-- Input rows --
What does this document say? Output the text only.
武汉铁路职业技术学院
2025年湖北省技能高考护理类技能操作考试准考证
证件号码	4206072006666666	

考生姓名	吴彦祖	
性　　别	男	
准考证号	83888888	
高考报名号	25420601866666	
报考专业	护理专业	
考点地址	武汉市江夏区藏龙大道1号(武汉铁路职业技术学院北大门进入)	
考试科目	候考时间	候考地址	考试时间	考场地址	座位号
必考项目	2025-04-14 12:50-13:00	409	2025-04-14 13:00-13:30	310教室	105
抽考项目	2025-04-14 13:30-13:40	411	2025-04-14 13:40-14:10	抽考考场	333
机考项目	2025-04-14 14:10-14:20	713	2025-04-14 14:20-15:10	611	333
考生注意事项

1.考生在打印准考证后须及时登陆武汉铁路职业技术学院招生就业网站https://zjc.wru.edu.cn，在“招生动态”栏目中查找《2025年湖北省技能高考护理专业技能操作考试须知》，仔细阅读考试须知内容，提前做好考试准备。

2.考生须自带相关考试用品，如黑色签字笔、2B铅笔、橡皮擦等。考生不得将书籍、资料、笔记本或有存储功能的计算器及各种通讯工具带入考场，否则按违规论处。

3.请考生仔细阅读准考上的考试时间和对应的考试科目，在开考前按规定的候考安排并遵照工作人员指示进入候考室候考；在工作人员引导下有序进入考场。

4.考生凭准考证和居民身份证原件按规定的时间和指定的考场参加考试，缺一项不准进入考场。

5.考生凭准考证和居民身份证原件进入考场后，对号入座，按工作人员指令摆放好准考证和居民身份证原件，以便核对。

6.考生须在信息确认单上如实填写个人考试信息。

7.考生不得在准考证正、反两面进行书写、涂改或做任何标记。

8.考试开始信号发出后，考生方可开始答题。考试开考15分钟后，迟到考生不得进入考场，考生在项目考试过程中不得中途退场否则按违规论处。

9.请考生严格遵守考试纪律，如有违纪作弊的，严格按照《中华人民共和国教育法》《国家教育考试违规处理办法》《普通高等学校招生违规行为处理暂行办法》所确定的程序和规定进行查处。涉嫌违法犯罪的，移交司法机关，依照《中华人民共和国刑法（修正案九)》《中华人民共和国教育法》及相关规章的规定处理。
--
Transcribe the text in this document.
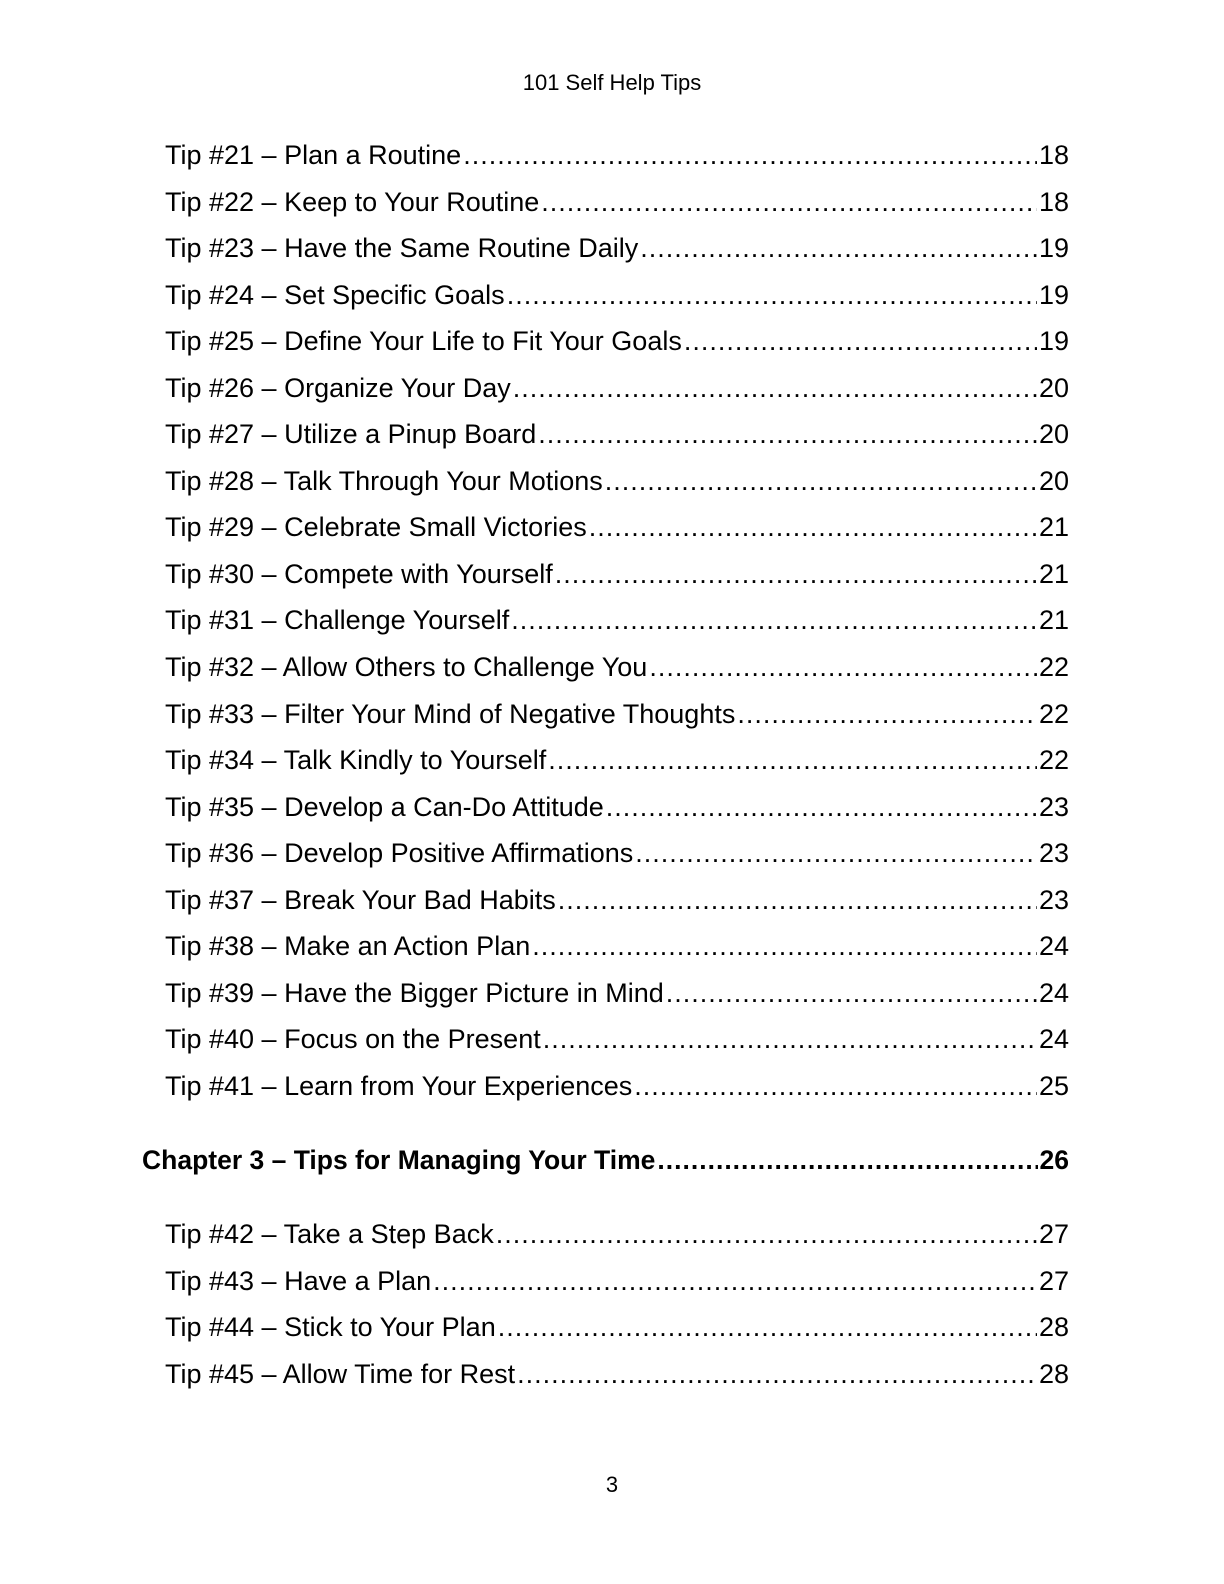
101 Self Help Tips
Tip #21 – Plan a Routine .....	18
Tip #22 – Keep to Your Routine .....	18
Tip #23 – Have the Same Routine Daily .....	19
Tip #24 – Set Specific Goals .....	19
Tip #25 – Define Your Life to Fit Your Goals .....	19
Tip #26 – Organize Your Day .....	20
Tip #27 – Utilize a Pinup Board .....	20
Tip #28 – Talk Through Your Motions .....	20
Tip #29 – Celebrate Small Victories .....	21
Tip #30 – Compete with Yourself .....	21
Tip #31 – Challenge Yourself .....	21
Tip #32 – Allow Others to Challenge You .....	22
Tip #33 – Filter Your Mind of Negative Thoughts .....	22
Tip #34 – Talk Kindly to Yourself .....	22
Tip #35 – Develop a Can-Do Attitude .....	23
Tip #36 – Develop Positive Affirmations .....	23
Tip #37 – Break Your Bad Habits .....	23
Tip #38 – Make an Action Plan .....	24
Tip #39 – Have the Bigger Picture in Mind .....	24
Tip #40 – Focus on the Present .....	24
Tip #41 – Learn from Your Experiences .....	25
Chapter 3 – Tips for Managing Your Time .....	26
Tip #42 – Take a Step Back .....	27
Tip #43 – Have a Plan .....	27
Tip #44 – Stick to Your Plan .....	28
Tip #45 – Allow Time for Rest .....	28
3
==
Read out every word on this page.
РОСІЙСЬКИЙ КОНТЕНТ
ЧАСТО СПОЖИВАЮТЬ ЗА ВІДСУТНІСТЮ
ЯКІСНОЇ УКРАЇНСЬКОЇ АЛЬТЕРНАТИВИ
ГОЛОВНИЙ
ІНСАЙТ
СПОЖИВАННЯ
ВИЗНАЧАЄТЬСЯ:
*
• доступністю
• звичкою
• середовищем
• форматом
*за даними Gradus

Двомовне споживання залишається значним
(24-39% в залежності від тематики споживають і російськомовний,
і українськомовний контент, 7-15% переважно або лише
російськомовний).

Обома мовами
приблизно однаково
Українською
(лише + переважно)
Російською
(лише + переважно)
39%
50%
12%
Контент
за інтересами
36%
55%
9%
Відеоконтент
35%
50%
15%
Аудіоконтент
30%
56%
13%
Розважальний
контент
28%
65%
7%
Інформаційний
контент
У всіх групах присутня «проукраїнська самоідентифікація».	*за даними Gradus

-- Task description --
Copy out the lines in which the string "document" appears.

-- Answer --
What does this document say? Output the text only.
Transcribe the text in this document.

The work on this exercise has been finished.